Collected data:
☆ ☆ ☆ ☆

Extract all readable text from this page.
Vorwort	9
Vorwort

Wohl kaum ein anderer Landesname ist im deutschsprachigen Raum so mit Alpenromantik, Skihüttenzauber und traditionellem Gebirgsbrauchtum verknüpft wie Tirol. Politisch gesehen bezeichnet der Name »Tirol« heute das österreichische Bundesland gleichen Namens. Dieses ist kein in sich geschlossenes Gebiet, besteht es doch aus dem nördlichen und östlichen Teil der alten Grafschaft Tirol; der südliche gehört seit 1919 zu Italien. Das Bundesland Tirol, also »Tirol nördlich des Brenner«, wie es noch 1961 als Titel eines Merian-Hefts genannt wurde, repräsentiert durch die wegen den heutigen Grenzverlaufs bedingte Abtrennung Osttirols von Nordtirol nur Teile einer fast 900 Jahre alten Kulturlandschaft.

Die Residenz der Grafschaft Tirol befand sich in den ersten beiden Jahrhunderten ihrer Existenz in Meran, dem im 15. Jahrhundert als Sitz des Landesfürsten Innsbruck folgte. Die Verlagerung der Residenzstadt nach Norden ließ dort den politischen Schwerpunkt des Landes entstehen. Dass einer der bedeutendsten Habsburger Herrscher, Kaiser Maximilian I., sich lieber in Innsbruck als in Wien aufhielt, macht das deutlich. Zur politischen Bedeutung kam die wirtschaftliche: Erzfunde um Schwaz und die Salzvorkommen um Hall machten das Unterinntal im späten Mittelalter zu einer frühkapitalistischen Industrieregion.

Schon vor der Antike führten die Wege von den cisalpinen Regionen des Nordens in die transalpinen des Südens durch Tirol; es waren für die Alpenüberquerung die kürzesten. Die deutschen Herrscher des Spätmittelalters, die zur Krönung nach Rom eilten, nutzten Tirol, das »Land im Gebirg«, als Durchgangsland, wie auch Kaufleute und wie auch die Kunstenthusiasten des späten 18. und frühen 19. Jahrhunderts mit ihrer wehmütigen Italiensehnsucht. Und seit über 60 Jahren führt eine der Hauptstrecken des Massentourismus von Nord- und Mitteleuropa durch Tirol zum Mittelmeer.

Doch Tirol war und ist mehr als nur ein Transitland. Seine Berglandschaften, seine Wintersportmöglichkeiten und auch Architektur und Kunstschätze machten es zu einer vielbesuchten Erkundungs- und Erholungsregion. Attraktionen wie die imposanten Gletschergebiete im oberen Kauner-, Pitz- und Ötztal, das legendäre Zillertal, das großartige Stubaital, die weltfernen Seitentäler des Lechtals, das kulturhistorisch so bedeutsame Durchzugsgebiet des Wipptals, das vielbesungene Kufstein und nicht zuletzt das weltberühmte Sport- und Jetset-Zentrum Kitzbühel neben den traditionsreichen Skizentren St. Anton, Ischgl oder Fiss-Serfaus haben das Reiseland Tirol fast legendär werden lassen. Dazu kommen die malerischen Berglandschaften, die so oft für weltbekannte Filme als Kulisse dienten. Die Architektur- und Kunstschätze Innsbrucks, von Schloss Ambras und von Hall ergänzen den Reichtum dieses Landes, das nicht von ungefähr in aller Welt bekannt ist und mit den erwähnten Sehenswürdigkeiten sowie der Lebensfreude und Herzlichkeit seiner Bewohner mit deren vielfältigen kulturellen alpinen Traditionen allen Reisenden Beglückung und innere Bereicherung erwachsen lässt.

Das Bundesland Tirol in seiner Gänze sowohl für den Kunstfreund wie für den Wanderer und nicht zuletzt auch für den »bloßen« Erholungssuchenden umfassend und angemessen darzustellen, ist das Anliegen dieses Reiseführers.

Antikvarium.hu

☆ ☆ ☆ ☆

▶ [Set task]
Every line above that contains the word "Bundesland" should be reported.

▶ [Solution to this task]
Wohl kaum ein anderer Landesname ist im deutschsprachigen Raum so mit Alpenromantik, Skihüttenzauber und traditionellem Gebirgsbrauchtum verknüpft wie Tirol. Politisch gesehen bezeichnet der Name »Tirol« heute das österreichische Bundesland gleichen Namens. Dieses ist kein in sich geschlossenes Gebiet, besteht es doch aus dem nördlichen und östlichen Teil der alten Grafschaft Tirol; der südliche gehört seit 1919 zu Italien. Das Bundesland Tirol, also »Tirol nördlich des Brenner«, wie es noch 1961 als Titel eines Merian-Hefts genannt wurde, repräsentiert durch die wegen den heutigen Grenzverlaufs bedingte Abtrennung Osttirols von Nordtirol nur Teile einer fast 900 Jahre alten Kulturlandschaft.
Das Bundesland Tirol in seiner Gänze sowohl für den Kunstfreund wie für den Wanderer und nicht zuletzt auch für den »bloßen« Erholungssuchenden umfassend und angemessen darzustellen, ist das Anliegen dieses Reiseführers.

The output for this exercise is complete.